* START RECORD LIST *

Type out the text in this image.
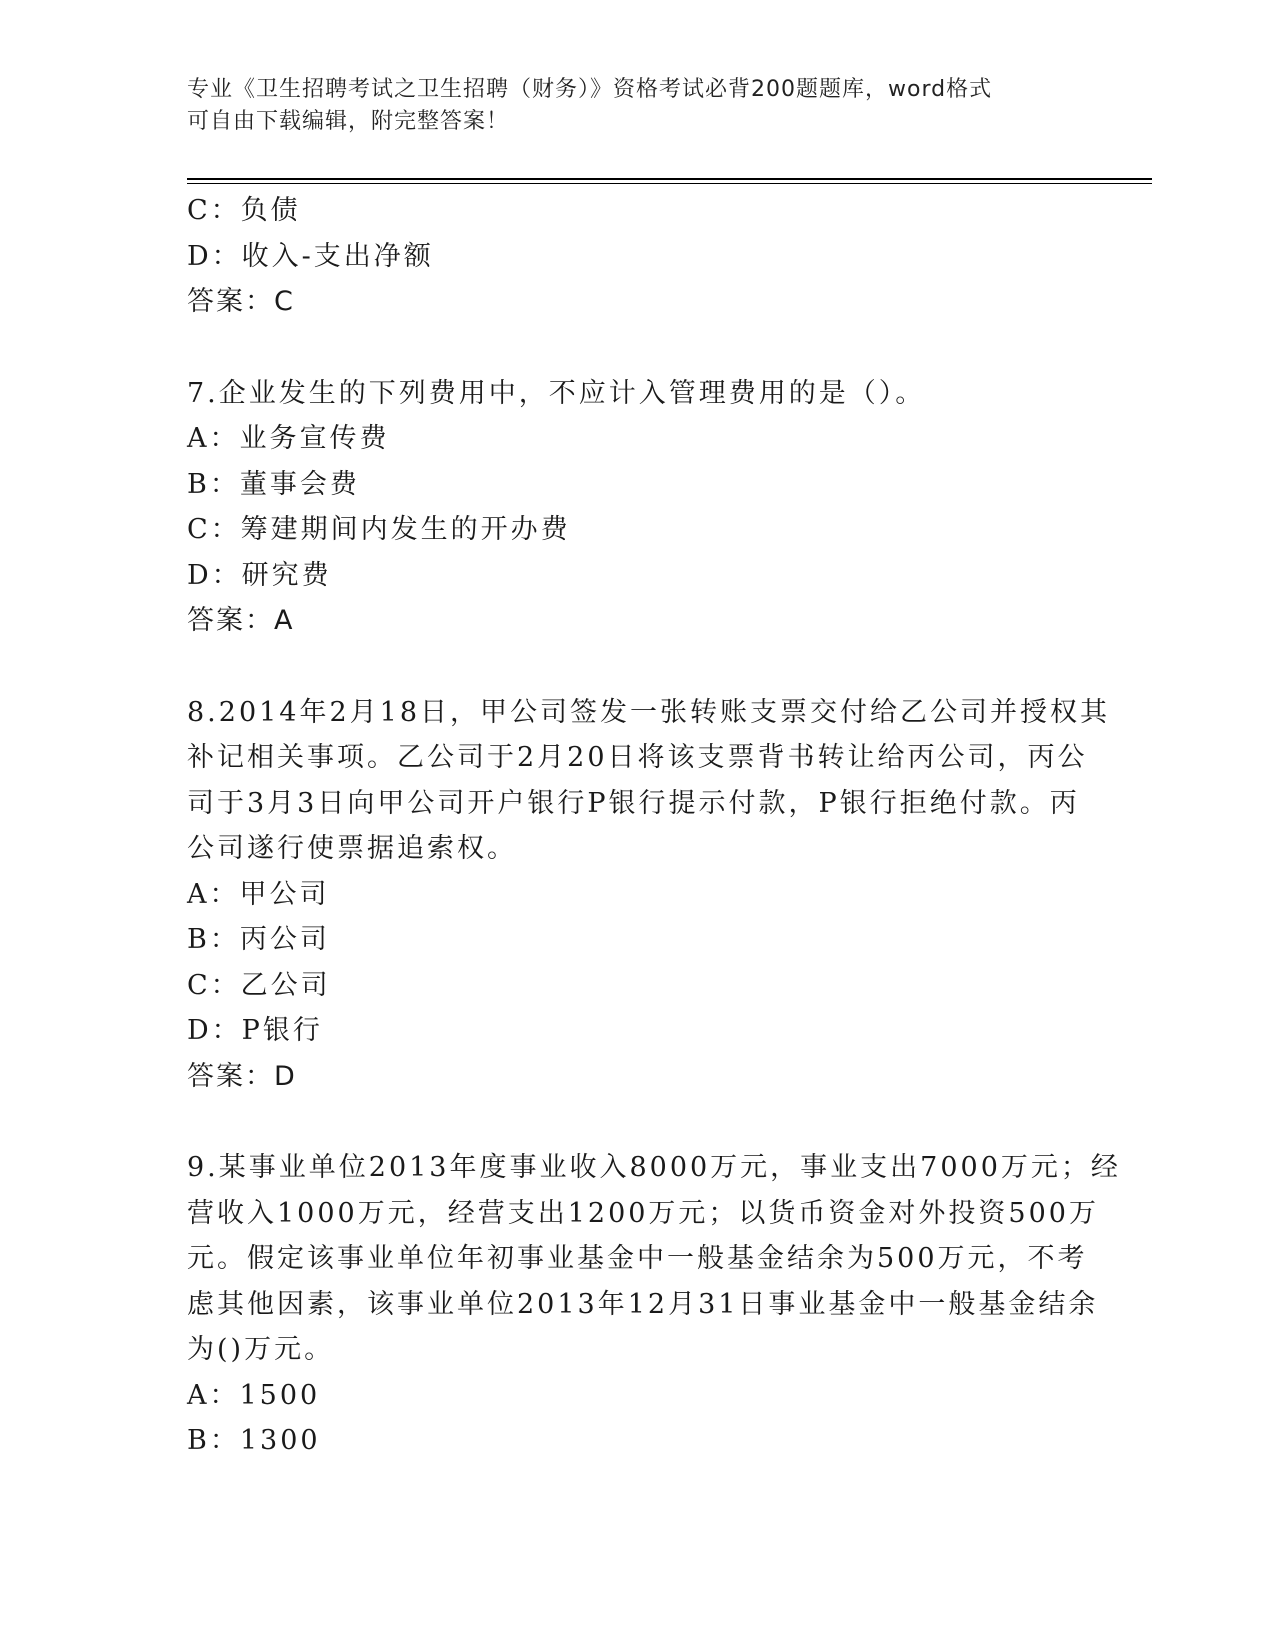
专业《卫生招聘考试之卫生招聘（财务）》资格考试必背200题题库，word格式
可自由下载编辑，附完整答案！
C：负债
D：收入-支出净额
答案：C
7.企业发生的下列费用中，不应计入管理费用的是（）。
A：业务宣传费
B：董事会费
C：筹建期间内发生的开办费
D：研究费
答案：A
8.2014年2月18日，甲公司签发一张转账支票交付给乙公司并授权其
补记相关事项。乙公司于2月20日将该支票背书转让给丙公司，丙公
司于3月3日向甲公司开户银行P银行提示付款，P银行拒绝付款。丙
公司遂行使票据追索权。
A：甲公司
B：丙公司
C：乙公司
D：P银行
答案：D
9.某事业单位2013年度事业收入8000万元，事业支出7000万元；经
营收入1000万元，经营支出1200万元；以货币资金对外投资500万
元。假定该事业单位年初事业基金中一般基金结余为500万元，不考
虑其他因素，该事业单位2013年12月31日事业基金中一般基金结余
为()万元。
A：1500
B：1300
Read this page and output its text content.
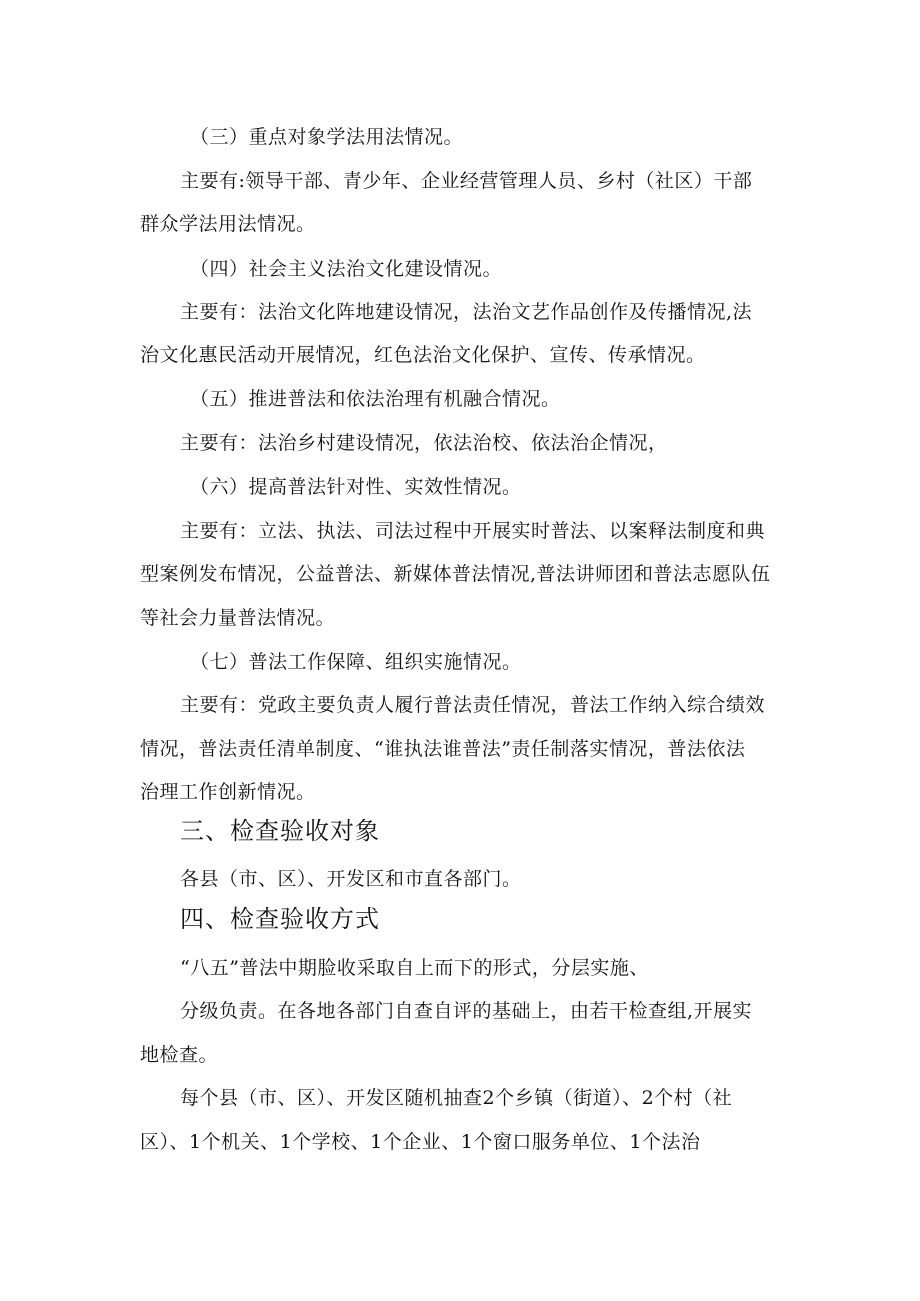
（三）重点对象学法用法情况。
主要有:领导干部、青少年、企业经营管理人员、乡村（社区）干部
群众学法用法情况。
（四）社会主义法治文化建设情况。
主要有：法治文化阵地建设情况，法治文艺作品创作及传播情况,法
治文化惠民活动开展情况，红色法治文化保护、宣传、传承情况。
（五）推进普法和依法治理有机融合情况。
主要有：法治乡村建设情况，依法治校、依法治企情况，
（六）提高普法针对性、实效性情况。
主要有：立法、执法、司法过程中开展实时普法、以案释法制度和典
型案例发布情况，公益普法、新媒体普法情况,普法讲师团和普法志愿队伍
等社会力量普法情况。
（七）普法工作保障、组织实施情况。
主要有：党政主要负责人履行普法责任情况，普法工作纳入综合绩效
情况，普法责任清单制度、“谁执法谁普法”责任制落实情况，普法依法
治理工作创新情况。
三、检查验收对象
各县（市、区）、开发区和市直各部门。
四、检查验收方式
“八五”普法中期脸收采取自上而下的形式，分层实施、
分级负责。在各地各部门自查自评的基础上，由若干检查组,开展实
地检查。
每个县（市、区）、开发区随机抽查2个乡镇（街道）、2个村（社
区）、1个机关、1个学校、1个企业、1个窗口服务单位、1个法治
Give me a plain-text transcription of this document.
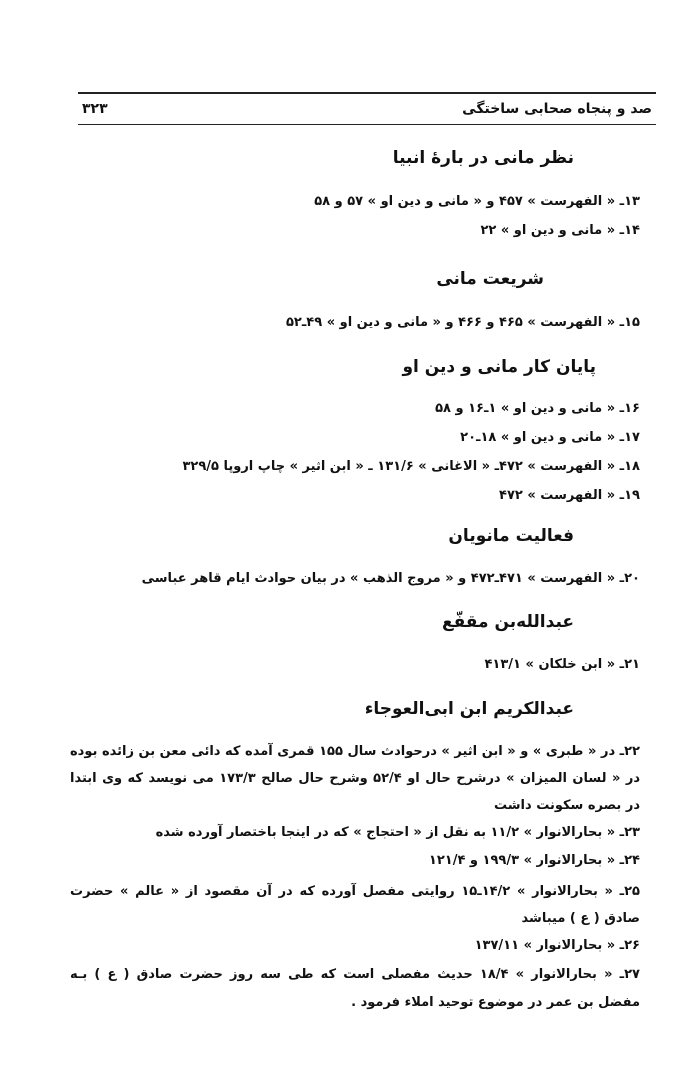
صد و پنجاه صحابی ساختگی
۳۲۳
نظر مانی در بارهٔ انبیا
۱۳ـ « الفهرست » ۴۵۷ و « مانی و دین او » ۵۷ و ۵۸
۱۴ـ « مانی و دین او » ۲۲
شریعت مانی
۱۵ـ « الفهرست » ۴۶۵ و ۴۶۶ و « مانی و دین او » ۴۹ـ۵۲
پایان کار مانی و دین او
۱۶ـ « مانی و دین او » ۱ـ۱۶ و ۵۸
۱۷ـ « مانی و دین او » ۱۸ـ۲۰
۱۸ـ « الفهرست » ۴۷۲ـ « الاغانی » ۱۳۱/۶ ـ « ابن اثیر » چاپ اروپا ۳۲۹/۵
۱۹ـ « الفهرست » ۴۷۲
فعالیت مانویان
۲۰ـ « الفهرست » ۴۷۱ـ۴۷۲ و « مروج الذهب » در بیان حوادث ایام قاهر عباسی
عبدالله‌بن مقفّع
۲۱ـ « ابن خلکان » ۴۱۳/۱
عبدالکریم ابن ابی‌العوجاء
۲۲ـ در « طبری » و « ابن اثیر » درحوادث سال ۱۵۵ قمری آمده که دائی معن بن زائده بوده
در « لسان المیزان » درشرح حال او ۵۲/۴ وشرح حال صالح ۱۷۳/۳ می نویسد که وی ابتدا
در بصره سکونت داشت
۲۳ـ « بحارالانوار » ۱۱/۲ به نقل از « احتجاج » که در اینجا باختصار آورده شده
۲۴ـ « بحارالانوار » ۱۹۹/۳ و ۱۲۱/۴
۲۵ـ « بحارالانوار » ۱۴/۲ـ۱۵ روایتی مفصل آورده که در آن مقصود از « عالم » حضرت
صادق ( ع ) میباشد
۲۶ـ « بحارالانوار » ۱۳۷/۱۱
۲۷ـ « بحارالانوار » ۱۸/۴ حدیث مفصلی است که طی سه روز حضرت صادق ( ع ) بـه
مفضل بن عمر در موضوع توحید املاء فرمود .
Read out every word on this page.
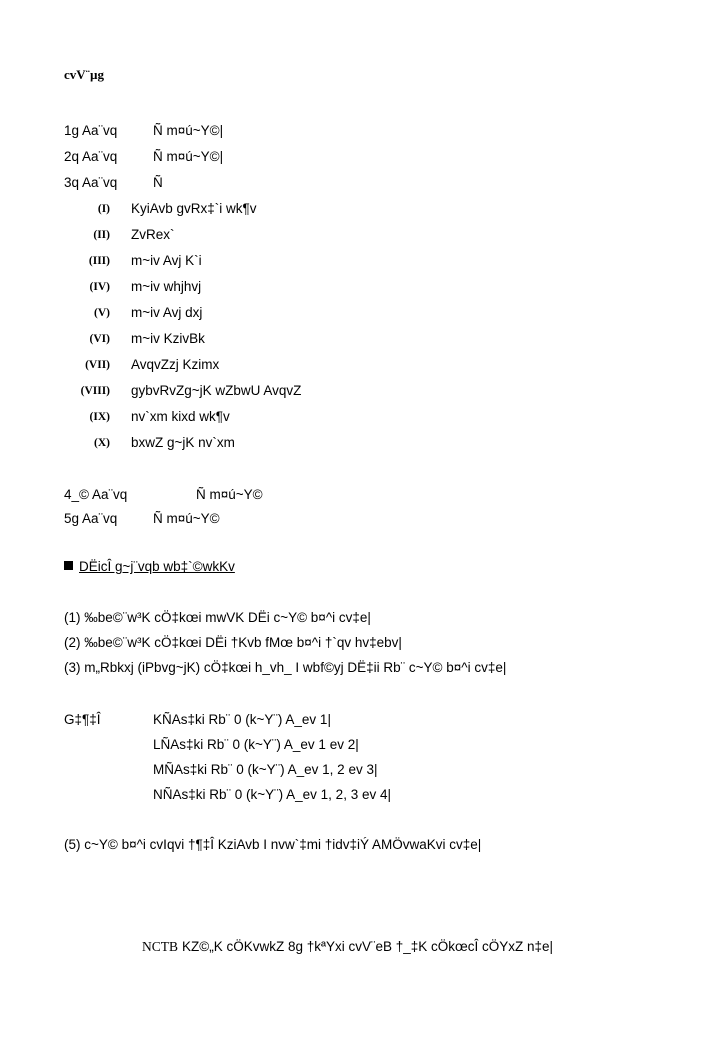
cvV¨µg
1g Aa¨vq	Ñ m¤ú~Y©|
2q Aa¨vq	Ñ m¤ú~Y©|
3q Aa¨vq	Ñ
(I) KyiAvb gvRx‡`i wk¶v
(II) ZvRex`
(III) m~iv Avj K`i
(IV) m~iv whjhvj
(V) m~iv Avj dxj
(VI) m~iv KzivBk
(VII) AvqvZzj Kzimx
(VIII) gybvRvZg~jK wZbwU AvqvZ
(IX) nv`xm kixd wk¶v
(X) bxwZ g~jK nv`xm
4_© Aa¨vq	Ñ m¤ú~Y©
5g Aa¨vq	Ñ m¤ú~Y©
DËicÎ g~j¨vqb wb‡`©wkKv
(1) ‰be©¨w³K cÖ‡kœi mwVK DËi c~Y© b¤^i cv‡e|
(2) ‰be©¨w³K cÖ‡kœi DËi †Kvb fMœ b¤^i †`qv hv‡ebv|
(3) m„Rbkxj (iPbvg~jK) cÖ‡kœi h_vh_ I wbf©yj DË‡ii Rb¨ c~Y© b¤^i cv‡e|
G‡¶‡Î	KÑAs‡ki Rb¨ 0 (k~Y¨) A_ev 1|
LÑAs‡ki Rb¨ 0 (k~Y¨) A_ev 1 ev 2|
MÑAs‡ki Rb¨ 0 (k~Y¨) A_ev 1, 2 ev 3|
NÑAs‡ki Rb¨ 0 (k~Y¨) A_ev 1, 2, 3 ev 4|
(5) c~Y© b¤^i cvIqvi †¶‡Î KziAvb I nvw`‡mi †idv‡iÝ AMÖvwaKvi cv‡e|
NCTB KZ©„K cÖKvwkZ 8g †kªYxi cvV¨eB †_‡K cÖkœcÎ cÖYxZ n‡e|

* END RECORD LIST *

■ TASK DIRECTIONS
Strip out the pictures and quote the remaining data word for word.

■ WRITTEN SOLUTION
Type out the text in this image.
专业《卫生招聘考试之卫生招聘（财务）》资格考试必背200题题库，word格式
可自由下载编辑，附完整答案！
C：负债
D：收入-支出净额
答案：C
7.企业发生的下列费用中，不应计入管理费用的是（）。
A：业务宣传费
B：董事会费
C：筹建期间内发生的开办费
D：研究费
答案：A
8.2014年2月18日，甲公司签发一张转账支票交付给乙公司并授权其
补记相关事项。乙公司于2月20日将该支票背书转让给丙公司，丙公
司于3月3日向甲公司开户银行P银行提示付款，P银行拒绝付款。丙
公司遂行使票据追索权。
A：甲公司
B：丙公司
C：乙公司
D：P银行
答案：D
9.某事业单位2013年度事业收入8000万元，事业支出7000万元；经
营收入1000万元，经营支出1200万元；以货币资金对外投资500万
元。假定该事业单位年初事业基金中一般基金结余为500万元，不考
虑其他因素，该事业单位2013年12月31日事业基金中一般基金结余
为()万元。
A：1500
B：1300
Read this page and output its text content.
（三）重点对象学法用法情况。
主要有:领导干部、青少年、企业经营管理人员、乡村（社区）干部
群众学法用法情况。
（四）社会主义法治文化建设情况。
主要有：法治文化阵地建设情况，法治文艺作品创作及传播情况,法
治文化惠民活动开展情况，红色法治文化保护、宣传、传承情况。
（五）推进普法和依法治理有机融合情况。
主要有：法治乡村建设情况，依法治校、依法治企情况，
（六）提高普法针对性、实效性情况。
主要有：立法、执法、司法过程中开展实时普法、以案释法制度和典
型案例发布情况，公益普法、新媒体普法情况,普法讲师团和普法志愿队伍
等社会力量普法情况。
（七）普法工作保障、组织实施情况。
主要有：党政主要负责人履行普法责任情况，普法工作纳入综合绩效
情况，普法责任清单制度、“谁执法谁普法”责任制落实情况，普法依法
治理工作创新情况。
三、检查验收对象
各县（市、区）、开发区和市直各部门。
四、检查验收方式
“八五”普法中期脸收采取自上而下的形式，分层实施、
分级负责。在各地各部门自查自评的基础上，由若干检查组,开展实
地检查。
每个县（市、区）、开发区随机抽查2个乡镇（街道）、2个村（社
区）、1个机关、1个学校、1个企业、1个窗口服务单位、1个法治
Give me a plain-text transcription of this document.
صد و پنجاه صحابی ساختگی
۳۲۳
نظر مانی در بارهٔ انبیا
۱۳ـ « الفهرست » ۴۵۷ و « مانی و دین او » ۵۷ و ۵۸
۱۴ـ « مانی و دین او » ۲۲
شریعت مانی
۱۵ـ « الفهرست » ۴۶۵ و ۴۶۶ و « مانی و دین او » ۴۹ـ۵۲
پایان کار مانی و دین او
۱۶ـ « مانی و دین او » ۱ـ۱۶ و ۵۸
۱۷ـ « مانی و دین او » ۱۸ـ۲۰
۱۸ـ « الفهرست » ۴۷۲ـ « الاغانی » ۱۳۱/۶ ـ « ابن اثیر » چاپ اروپا ۳۲۹/۵
۱۹ـ « الفهرست » ۴۷۲
فعالیت مانویان
۲۰ـ « الفهرست » ۴۷۱ـ۴۷۲ و « مروج الذهب » در بیان حوادث ایام قاهر عباسی
عبدالله‌بن مقفّع
۲۱ـ « ابن خلکان » ۴۱۳/۱
عبدالکریم ابن ابی‌العوجاء
۲۲ـ در « طبری » و « ابن اثیر » درحوادث سال ۱۵۵ قمری آمده که دائی معن بن زائده بوده
در « لسان المیزان » درشرح حال او ۵۲/۴ وشرح حال صالح ۱۷۳/۳ می نویسد که وی ابتدا
در بصره سکونت داشت
۲۳ـ « بحارالانوار » ۱۱/۲ به نقل از « احتجاج » که در اینجا باختصار آورده شده
۲۴ـ « بحارالانوار » ۱۹۹/۳ و ۱۲۱/۴
۲۵ـ « بحارالانوار » ۱۴/۲ـ۱۵ روایتی مفصل آورده که در آن مقصود از « عالم » حضرت
صادق ( ع ) میباشد
۲۶ـ « بحارالانوار » ۱۳۷/۱۱
۲۷ـ « بحارالانوار » ۱۸/۴ حدیث مفصلی است که طی سه روز حضرت صادق ( ع ) بـه
مفضل بن عمر در موضوع توحید املاء فرمود .
Read out every word on this page.
cvV¨µg
1g Aa¨vq	Ñ m¤ú~Y©|
2q Aa¨vq	Ñ m¤ú~Y©|
3q Aa¨vq	Ñ
(I) KyiAvb gvRx‡`i wk¶v
(II) ZvRex`
(III) m~iv Avj K`i
(IV) m~iv whjhvj
(V) m~iv Avj dxj
(VI) m~iv KzivBk
(VII) AvqvZzj Kzimx
(VIII) gybvRvZg~jK wZbwU AvqvZ
(IX) nv`xm kixd wk¶v
(X) bxwZ g~jK nv`xm
4_© Aa¨vq	Ñ m¤ú~Y©
5g Aa¨vq	Ñ m¤ú~Y©
DËicÎ g~j¨vqb wb‡`©wkKv
(1) ‰be©¨w³K cÖ‡kœi mwVK DËi c~Y© b¤^i cv‡e|
(2) ‰be©¨w³K cÖ‡kœi DËi †Kvb fMœ b¤^i †`qv hv‡ebv|
(3) m„Rbkxj (iPbvg~jK) cÖ‡kœi h_vh_ I wbf©yj DË‡ii Rb¨ c~Y© b¤^i cv‡e|
G‡¶‡Î	KÑAs‡ki Rb¨ 0 (k~Y¨) A_ev 1|
LÑAs‡ki Rb¨ 0 (k~Y¨) A_ev 1 ev 2|
MÑAs‡ki Rb¨ 0 (k~Y¨) A_ev 1, 2 ev 3|
NÑAs‡ki Rb¨ 0 (k~Y¨) A_ev 1, 2, 3 ev 4|
(5) c~Y© b¤^i cvIqvi †¶‡Î KziAvb I nvw`‡mi †idv‡iÝ AMÖvwaKvi cv‡e|
NCTB KZ©„K cÖKvwkZ 8g †kªYxi cvV¨eB †_‡K cÖkœcÎ cÖYxZ n‡e|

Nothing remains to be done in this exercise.